GOAL —
Take every line where the string "ご利用ガイド" appears and copy it.

[Stored data]
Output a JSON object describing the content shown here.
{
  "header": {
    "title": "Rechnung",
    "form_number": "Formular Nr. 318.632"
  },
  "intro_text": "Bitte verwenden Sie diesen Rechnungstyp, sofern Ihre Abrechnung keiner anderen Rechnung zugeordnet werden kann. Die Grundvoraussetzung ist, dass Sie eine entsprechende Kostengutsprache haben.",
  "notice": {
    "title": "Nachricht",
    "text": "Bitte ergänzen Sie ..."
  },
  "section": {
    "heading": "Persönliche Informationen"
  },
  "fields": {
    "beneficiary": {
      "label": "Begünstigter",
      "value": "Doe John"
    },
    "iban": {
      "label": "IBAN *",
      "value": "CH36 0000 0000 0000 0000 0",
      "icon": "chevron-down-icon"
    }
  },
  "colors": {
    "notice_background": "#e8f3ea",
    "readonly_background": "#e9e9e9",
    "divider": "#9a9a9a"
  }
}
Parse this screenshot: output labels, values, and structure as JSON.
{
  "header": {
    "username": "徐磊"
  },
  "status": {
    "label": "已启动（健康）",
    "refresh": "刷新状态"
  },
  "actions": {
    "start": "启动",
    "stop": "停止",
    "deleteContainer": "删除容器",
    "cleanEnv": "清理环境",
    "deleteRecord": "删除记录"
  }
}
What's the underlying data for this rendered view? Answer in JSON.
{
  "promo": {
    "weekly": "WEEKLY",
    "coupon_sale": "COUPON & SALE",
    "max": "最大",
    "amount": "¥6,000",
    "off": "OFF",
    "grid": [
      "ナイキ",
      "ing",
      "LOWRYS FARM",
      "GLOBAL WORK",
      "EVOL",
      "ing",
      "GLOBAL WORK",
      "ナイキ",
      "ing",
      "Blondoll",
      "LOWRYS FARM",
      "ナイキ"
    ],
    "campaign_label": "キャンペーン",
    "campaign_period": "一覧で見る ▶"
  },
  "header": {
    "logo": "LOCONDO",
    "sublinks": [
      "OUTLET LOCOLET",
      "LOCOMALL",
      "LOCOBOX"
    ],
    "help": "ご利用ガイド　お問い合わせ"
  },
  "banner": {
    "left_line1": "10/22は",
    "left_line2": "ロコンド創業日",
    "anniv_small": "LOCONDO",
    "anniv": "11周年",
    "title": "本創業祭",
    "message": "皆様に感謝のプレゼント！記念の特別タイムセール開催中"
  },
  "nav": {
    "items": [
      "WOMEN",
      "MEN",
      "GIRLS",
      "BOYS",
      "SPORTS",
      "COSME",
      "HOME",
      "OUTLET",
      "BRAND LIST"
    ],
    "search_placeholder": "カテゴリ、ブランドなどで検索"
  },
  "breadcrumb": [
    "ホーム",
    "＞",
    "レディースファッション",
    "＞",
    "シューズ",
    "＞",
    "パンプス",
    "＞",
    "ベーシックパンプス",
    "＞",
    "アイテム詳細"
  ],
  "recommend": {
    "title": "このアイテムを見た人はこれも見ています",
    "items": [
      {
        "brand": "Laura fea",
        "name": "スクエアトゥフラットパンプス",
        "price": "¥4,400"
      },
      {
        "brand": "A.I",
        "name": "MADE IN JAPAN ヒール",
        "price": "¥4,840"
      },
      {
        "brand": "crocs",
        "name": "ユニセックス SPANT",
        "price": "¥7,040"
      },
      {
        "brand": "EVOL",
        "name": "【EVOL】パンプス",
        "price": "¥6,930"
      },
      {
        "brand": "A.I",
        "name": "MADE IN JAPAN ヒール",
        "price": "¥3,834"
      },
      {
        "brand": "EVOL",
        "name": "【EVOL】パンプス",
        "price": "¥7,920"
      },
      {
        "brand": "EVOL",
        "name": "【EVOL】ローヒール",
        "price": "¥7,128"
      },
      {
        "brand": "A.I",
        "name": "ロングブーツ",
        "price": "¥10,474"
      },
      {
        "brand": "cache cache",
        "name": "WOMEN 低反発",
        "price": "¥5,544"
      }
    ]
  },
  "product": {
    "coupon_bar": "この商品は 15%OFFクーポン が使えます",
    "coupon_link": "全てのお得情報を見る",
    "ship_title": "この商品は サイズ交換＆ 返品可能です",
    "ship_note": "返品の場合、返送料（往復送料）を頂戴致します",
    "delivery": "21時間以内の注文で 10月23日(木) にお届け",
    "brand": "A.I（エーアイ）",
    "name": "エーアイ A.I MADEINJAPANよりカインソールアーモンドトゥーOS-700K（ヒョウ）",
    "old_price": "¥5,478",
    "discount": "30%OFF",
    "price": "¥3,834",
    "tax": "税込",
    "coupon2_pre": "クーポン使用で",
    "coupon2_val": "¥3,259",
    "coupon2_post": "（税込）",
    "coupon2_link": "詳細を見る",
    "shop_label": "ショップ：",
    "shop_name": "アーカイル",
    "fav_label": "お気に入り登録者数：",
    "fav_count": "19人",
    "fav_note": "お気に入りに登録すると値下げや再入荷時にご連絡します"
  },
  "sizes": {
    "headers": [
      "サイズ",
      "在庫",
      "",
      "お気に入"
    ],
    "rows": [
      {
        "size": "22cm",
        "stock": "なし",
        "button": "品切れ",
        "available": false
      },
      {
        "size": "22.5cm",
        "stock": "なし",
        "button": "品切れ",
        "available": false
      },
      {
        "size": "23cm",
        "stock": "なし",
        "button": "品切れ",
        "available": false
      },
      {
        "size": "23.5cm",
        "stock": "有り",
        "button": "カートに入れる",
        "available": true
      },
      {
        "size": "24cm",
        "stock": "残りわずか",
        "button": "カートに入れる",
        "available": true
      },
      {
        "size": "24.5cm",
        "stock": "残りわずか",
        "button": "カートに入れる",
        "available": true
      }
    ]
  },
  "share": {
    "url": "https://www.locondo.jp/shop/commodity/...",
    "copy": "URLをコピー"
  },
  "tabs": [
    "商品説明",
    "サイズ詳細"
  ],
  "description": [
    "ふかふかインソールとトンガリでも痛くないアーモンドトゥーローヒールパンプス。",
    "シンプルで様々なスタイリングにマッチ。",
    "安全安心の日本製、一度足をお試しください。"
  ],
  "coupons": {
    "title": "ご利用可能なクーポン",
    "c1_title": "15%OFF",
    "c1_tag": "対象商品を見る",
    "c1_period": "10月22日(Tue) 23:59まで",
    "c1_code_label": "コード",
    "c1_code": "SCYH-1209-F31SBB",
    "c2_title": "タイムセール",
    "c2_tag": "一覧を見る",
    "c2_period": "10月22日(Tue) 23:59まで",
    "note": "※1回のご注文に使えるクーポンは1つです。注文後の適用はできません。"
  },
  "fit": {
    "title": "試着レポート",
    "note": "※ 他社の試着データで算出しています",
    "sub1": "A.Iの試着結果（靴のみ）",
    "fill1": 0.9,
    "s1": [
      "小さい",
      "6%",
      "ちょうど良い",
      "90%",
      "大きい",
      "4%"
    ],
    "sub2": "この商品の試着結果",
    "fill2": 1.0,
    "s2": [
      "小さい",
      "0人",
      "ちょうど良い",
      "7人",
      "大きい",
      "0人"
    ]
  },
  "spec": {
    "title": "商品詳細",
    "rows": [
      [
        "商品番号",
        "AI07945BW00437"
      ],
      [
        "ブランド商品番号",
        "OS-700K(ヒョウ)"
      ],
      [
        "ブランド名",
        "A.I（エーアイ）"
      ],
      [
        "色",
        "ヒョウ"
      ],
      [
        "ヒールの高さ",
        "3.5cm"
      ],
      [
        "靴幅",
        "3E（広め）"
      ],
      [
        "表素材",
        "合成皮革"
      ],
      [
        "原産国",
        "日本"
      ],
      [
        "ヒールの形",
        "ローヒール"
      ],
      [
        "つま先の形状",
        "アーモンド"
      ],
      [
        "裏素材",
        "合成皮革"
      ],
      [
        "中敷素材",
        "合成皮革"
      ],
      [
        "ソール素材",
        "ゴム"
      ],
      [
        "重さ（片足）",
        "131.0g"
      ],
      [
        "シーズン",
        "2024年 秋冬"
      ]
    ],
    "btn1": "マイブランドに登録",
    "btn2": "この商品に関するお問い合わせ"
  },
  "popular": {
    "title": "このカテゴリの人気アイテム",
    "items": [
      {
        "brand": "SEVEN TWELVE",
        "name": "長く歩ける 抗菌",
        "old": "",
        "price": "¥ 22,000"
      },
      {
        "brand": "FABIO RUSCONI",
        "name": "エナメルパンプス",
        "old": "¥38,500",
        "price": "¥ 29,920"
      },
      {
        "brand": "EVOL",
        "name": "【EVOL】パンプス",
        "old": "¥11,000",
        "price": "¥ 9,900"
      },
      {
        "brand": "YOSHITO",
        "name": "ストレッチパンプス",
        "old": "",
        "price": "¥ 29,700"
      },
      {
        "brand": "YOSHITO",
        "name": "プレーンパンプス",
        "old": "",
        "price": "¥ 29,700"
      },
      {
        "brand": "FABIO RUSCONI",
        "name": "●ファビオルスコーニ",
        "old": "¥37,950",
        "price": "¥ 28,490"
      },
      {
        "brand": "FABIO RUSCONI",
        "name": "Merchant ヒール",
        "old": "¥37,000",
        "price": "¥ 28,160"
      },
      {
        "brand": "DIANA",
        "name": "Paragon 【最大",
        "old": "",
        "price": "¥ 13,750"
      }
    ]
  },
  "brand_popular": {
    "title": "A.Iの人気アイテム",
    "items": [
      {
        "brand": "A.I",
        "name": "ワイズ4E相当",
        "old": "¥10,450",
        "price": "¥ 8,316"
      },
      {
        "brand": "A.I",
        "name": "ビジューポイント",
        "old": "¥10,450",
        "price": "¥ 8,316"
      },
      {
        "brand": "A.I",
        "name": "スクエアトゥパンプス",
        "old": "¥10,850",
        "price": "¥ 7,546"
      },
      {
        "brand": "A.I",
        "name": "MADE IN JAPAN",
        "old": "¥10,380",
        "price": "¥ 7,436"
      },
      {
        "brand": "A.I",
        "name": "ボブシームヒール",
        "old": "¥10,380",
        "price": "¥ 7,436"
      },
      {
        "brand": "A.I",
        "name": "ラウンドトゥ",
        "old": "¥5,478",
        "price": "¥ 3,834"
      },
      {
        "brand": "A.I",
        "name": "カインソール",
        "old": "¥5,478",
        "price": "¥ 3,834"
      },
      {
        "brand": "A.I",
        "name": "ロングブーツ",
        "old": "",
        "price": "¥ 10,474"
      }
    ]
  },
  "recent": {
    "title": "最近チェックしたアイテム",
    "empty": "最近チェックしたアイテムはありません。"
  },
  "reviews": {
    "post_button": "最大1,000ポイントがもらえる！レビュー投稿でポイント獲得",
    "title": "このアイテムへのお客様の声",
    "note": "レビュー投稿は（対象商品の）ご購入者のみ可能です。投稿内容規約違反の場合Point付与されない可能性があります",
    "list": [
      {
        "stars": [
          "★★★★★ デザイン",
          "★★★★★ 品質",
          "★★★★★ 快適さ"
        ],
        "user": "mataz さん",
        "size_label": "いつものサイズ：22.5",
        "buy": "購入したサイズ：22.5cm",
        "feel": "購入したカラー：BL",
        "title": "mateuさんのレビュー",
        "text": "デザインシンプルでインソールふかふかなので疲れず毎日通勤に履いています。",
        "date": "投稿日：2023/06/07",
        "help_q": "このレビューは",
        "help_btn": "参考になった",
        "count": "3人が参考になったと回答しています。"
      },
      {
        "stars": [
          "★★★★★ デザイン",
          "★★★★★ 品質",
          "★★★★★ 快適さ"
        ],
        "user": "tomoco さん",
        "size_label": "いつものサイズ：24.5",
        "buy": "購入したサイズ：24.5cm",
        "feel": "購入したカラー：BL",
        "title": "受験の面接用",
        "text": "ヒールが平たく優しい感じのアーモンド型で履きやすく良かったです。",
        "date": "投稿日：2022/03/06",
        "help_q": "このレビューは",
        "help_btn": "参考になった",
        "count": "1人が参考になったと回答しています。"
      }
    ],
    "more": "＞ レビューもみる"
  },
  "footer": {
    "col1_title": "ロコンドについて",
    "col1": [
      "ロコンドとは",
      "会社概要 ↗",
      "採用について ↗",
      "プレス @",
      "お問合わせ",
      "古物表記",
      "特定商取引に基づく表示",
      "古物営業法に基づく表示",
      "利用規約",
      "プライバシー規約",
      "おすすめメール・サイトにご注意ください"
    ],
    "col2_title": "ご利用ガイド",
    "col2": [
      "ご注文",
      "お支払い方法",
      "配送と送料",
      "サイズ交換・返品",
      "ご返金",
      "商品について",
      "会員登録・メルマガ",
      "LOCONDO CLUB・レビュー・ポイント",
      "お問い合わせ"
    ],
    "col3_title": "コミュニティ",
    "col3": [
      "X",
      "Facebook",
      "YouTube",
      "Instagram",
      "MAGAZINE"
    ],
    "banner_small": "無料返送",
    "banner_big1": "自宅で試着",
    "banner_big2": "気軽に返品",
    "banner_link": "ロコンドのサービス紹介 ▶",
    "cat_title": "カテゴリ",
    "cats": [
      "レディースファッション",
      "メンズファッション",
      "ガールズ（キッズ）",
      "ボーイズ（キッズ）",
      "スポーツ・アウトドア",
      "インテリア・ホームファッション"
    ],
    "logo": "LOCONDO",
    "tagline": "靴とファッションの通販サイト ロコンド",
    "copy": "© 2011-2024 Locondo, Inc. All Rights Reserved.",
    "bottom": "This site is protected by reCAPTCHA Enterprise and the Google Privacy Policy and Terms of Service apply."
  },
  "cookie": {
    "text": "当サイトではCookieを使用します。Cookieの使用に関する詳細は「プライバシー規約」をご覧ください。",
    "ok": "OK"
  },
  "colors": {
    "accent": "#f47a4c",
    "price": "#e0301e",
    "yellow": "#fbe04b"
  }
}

THE COMPLETED TASK —
    "help": "ご利用ガイド　お問い合わせ"
    "col2_title": "ご利用ガイド",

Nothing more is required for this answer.